• [Quoted text]:
Sports Love & family

Learning Life's Lessons through Sports

Being a Parent of an Athlete

2 Comments

photo 2-2I’ve been watching sports all my life, but I’ve been a parent of athletes for about seven years. Once you become a parent of an athlete being a spectator is a whole new ball game. Over the last few years I’ve changed my watching game. Mostly because I’ve been around parents I don’t want to be like. Todd and I have done a decent amount of research on this topic (Links to various articles are below).
It started with the organizations our kids play for. They have rules in place for parents. I must admit that many parents don’t abide by them. The first thing is coaching from the stands. As coaches ourselves, we find it funny that there are so many parents who can’t help themselves. There are way more negatives to gain from this than positives. Not only are you undermining the coach, you’re undermining your player and doing that takes away their instincts. As a generation of parents we are ruining our children by controling so much of what they do. When they are on the sport field it needs to be the one place they make their own decisions. Right or wrong THE CHILD needs to be the one who makes the decision to pass or shoot….not dad from the sideline. And most of the time when we’re yelling to our kids, it’s too late. The decision should’ve already been made.

• [Exercise set]:
• 1. Name each thing that, according to the post on parenting athletes, coaching from the stands undermines or takes away.
• 2. According to the post on parenting athletes, for about how long has the writer been a parent of athletes?
• 3. Reproduce the passage of the post on parenting athletes that starts with "It started with" and goes on through "already been made.".

Stored dataset items:

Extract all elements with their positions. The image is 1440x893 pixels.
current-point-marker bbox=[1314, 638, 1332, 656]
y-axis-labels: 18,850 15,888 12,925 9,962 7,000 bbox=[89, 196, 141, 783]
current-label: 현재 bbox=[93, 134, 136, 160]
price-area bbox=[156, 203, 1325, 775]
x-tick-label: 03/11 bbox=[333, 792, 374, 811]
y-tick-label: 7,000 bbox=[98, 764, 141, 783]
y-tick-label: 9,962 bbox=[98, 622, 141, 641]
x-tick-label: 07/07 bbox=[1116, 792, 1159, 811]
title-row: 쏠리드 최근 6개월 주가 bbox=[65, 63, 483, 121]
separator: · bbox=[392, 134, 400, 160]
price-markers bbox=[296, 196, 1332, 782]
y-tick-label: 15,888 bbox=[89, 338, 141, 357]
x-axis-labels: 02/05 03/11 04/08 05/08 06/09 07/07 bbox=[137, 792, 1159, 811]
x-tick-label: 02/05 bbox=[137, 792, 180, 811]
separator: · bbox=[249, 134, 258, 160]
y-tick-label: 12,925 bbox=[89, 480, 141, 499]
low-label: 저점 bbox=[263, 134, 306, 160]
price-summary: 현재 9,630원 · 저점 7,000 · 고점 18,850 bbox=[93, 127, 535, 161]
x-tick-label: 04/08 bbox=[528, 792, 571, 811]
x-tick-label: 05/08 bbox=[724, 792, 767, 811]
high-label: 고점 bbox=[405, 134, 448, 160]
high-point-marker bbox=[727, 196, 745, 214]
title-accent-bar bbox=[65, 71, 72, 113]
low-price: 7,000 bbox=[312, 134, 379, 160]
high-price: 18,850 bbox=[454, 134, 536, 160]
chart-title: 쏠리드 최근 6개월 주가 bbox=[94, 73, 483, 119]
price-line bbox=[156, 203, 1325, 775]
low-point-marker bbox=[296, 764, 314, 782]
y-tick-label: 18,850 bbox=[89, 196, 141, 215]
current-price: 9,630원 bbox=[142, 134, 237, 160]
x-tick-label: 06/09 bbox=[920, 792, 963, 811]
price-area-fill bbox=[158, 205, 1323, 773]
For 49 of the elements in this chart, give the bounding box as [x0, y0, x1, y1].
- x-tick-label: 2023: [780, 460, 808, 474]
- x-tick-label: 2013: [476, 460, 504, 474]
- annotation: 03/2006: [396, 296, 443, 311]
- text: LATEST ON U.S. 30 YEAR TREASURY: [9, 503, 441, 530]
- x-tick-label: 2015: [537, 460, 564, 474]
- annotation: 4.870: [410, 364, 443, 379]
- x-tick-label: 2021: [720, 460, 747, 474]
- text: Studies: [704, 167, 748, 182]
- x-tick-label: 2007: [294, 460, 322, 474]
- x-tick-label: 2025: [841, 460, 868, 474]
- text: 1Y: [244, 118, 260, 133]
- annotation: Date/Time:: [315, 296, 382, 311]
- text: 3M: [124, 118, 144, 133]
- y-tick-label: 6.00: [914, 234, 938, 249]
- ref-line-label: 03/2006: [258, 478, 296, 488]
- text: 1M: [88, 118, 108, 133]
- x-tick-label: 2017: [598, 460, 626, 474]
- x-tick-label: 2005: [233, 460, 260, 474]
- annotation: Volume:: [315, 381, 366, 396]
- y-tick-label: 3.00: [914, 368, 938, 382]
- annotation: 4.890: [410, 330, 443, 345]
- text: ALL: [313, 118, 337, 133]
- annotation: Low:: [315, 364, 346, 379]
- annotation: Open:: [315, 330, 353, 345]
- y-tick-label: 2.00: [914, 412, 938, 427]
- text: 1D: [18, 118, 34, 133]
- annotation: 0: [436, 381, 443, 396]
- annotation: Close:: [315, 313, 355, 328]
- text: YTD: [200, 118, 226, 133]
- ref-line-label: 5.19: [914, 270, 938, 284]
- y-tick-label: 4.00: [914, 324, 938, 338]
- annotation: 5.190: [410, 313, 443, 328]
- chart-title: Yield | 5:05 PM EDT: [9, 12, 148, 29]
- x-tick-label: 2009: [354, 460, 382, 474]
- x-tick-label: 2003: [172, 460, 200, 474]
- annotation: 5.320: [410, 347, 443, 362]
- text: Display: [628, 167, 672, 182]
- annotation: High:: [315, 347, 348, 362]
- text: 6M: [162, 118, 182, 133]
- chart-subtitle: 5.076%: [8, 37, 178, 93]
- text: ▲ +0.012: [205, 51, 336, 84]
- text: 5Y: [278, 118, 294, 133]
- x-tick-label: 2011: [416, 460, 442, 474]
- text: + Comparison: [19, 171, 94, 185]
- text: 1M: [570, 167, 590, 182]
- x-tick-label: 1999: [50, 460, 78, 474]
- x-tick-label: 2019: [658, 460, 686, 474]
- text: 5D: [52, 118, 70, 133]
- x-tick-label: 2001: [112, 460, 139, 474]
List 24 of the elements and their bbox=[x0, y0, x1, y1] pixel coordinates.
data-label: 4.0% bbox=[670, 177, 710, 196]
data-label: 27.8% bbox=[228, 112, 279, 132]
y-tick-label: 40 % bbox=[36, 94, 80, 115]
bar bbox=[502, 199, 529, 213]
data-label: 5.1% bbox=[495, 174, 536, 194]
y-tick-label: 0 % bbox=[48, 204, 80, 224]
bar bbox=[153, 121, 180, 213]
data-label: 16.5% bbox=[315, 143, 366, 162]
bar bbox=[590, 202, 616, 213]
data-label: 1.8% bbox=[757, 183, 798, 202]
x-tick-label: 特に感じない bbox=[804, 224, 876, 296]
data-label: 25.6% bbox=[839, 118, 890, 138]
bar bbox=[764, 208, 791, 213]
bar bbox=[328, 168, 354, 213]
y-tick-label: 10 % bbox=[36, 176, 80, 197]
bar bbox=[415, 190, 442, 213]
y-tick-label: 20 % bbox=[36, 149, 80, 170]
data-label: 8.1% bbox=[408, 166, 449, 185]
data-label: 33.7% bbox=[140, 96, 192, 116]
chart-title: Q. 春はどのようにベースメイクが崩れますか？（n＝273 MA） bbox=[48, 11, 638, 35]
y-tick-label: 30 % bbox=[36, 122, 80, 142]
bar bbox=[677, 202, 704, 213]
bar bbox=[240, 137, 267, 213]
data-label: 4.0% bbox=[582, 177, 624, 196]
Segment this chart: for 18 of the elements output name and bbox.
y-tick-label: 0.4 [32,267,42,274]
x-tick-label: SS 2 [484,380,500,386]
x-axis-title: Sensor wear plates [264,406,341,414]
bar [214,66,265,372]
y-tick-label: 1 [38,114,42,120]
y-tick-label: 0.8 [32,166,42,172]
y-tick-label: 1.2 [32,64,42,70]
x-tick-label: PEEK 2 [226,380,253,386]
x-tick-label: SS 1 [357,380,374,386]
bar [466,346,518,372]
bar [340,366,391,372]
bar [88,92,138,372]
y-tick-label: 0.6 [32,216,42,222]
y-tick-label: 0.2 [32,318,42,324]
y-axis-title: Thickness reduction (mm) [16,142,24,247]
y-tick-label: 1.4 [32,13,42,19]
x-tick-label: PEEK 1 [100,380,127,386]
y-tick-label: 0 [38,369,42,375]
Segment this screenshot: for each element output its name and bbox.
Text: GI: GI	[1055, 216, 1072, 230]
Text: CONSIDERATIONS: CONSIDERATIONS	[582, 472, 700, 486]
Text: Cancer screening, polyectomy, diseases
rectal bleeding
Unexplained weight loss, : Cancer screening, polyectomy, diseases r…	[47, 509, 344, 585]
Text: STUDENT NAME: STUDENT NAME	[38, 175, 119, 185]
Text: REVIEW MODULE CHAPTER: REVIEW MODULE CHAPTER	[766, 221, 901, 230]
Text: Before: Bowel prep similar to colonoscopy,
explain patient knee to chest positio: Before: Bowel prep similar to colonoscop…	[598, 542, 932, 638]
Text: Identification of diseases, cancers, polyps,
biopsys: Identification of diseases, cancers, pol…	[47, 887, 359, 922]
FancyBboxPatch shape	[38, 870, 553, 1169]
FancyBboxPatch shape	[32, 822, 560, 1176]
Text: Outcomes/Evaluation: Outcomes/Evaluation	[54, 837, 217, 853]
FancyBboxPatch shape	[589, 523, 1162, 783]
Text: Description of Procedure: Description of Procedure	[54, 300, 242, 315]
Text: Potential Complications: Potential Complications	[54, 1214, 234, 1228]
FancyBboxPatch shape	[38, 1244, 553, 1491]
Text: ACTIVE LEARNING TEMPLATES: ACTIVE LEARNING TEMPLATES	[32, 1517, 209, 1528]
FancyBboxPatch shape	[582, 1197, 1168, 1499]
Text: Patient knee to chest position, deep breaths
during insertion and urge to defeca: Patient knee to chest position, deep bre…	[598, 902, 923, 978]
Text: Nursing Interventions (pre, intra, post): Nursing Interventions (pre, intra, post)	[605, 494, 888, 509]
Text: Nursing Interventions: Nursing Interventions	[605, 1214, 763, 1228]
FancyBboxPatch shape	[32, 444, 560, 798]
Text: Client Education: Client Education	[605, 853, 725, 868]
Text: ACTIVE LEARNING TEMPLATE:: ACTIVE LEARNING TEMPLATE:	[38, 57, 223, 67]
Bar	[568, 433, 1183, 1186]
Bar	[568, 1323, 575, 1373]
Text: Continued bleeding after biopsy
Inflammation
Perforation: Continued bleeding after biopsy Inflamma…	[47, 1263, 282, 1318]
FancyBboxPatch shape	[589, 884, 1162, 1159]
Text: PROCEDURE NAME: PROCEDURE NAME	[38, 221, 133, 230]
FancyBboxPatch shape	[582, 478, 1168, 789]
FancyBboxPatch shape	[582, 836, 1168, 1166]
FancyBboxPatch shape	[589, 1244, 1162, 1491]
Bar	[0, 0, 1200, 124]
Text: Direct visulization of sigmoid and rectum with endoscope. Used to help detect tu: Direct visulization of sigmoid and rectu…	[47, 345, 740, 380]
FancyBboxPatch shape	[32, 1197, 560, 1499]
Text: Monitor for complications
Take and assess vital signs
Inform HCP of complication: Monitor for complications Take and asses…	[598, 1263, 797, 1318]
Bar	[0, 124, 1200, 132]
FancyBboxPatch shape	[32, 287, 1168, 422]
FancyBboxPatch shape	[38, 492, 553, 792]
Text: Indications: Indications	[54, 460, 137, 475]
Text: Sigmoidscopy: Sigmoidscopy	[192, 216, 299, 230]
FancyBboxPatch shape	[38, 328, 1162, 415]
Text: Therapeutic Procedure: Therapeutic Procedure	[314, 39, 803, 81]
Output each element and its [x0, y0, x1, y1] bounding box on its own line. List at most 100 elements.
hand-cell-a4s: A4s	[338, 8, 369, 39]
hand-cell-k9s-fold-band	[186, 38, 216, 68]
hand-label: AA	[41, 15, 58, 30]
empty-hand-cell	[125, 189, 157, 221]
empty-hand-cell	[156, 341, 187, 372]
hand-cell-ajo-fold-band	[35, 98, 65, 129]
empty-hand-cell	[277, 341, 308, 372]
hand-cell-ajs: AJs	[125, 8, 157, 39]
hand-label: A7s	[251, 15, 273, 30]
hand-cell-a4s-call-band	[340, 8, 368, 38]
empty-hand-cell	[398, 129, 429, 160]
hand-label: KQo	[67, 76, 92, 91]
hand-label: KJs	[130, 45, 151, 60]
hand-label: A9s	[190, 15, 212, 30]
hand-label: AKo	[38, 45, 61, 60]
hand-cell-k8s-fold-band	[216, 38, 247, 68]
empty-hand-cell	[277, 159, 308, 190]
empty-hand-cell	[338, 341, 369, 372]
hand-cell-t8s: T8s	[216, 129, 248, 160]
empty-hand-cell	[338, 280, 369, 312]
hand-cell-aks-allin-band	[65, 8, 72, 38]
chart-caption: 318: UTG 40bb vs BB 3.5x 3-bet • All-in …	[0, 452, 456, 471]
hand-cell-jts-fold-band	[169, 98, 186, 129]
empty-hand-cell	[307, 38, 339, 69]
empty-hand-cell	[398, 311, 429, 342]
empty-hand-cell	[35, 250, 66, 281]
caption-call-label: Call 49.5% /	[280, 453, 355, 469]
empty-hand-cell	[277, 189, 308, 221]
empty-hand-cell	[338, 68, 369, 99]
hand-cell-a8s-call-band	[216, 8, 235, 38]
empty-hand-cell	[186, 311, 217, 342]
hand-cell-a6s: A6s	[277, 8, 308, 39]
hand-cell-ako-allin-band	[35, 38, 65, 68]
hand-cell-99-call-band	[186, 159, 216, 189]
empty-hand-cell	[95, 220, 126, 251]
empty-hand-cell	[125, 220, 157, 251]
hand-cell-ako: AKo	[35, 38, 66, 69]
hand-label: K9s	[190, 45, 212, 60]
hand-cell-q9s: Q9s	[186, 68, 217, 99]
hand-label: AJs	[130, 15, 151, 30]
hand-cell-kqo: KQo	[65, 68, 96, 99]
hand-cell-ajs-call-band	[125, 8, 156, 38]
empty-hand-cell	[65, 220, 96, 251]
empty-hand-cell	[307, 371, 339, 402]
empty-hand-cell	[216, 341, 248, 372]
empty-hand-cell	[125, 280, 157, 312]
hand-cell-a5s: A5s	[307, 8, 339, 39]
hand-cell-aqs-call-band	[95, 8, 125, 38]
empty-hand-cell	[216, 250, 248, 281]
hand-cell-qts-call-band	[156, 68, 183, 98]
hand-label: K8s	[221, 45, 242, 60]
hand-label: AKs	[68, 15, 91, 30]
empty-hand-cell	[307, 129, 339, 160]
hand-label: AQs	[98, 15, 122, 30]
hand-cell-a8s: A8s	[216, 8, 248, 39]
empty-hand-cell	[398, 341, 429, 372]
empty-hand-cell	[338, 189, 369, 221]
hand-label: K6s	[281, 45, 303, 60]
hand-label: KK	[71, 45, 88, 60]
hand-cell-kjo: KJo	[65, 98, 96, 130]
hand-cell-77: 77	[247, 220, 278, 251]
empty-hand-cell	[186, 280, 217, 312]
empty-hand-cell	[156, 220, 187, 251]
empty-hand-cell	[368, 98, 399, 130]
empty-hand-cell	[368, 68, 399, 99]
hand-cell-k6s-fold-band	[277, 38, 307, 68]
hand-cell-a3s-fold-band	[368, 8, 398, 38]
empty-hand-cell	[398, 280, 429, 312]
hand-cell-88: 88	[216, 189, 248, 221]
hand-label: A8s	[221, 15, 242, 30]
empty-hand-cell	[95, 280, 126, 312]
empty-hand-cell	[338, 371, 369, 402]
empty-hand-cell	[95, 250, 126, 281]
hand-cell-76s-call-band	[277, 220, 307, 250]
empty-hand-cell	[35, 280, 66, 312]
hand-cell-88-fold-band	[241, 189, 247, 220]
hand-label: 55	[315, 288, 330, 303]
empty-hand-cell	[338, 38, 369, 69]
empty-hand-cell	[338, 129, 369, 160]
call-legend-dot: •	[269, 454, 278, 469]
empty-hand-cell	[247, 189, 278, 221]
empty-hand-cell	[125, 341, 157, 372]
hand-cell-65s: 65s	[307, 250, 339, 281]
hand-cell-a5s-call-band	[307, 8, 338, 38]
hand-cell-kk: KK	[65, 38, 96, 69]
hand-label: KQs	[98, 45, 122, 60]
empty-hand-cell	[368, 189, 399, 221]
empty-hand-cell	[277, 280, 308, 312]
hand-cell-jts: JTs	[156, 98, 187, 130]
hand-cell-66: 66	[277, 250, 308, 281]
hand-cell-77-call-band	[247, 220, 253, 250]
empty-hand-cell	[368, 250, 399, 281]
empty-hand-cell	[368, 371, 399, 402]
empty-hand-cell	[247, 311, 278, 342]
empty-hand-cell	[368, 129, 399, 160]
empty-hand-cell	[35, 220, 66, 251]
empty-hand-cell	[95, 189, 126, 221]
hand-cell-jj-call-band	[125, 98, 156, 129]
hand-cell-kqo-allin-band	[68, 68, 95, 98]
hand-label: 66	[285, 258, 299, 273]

• [Responses per task]:
• 1.
- The coach
- The player
- The player's instincts

• 2. About seven years.

• 3.
It started with the organizations our kids play for. They have rules in place for parents. I must admit that many parents don’t abide by them. The first thing is coaching from the stands. As coaches ourselves, we find it funny that there are so many parents who can’t help themselves. There are way more negatives to gain from this than positives. Not only are you undermining the coach, you’re undermining your player and doing that takes away their instincts. As a generation of parents we are ruining our children by controling so much of what they do. When they are on the sport field it needs to be the one place they make their own decisions. Right or wrong THE CHILD needs to be the one who makes the decision to pass or shoot….not dad from the sideline. And most of the time when we’re yelling to our kids, it’s too late. The decision should’ve already been made.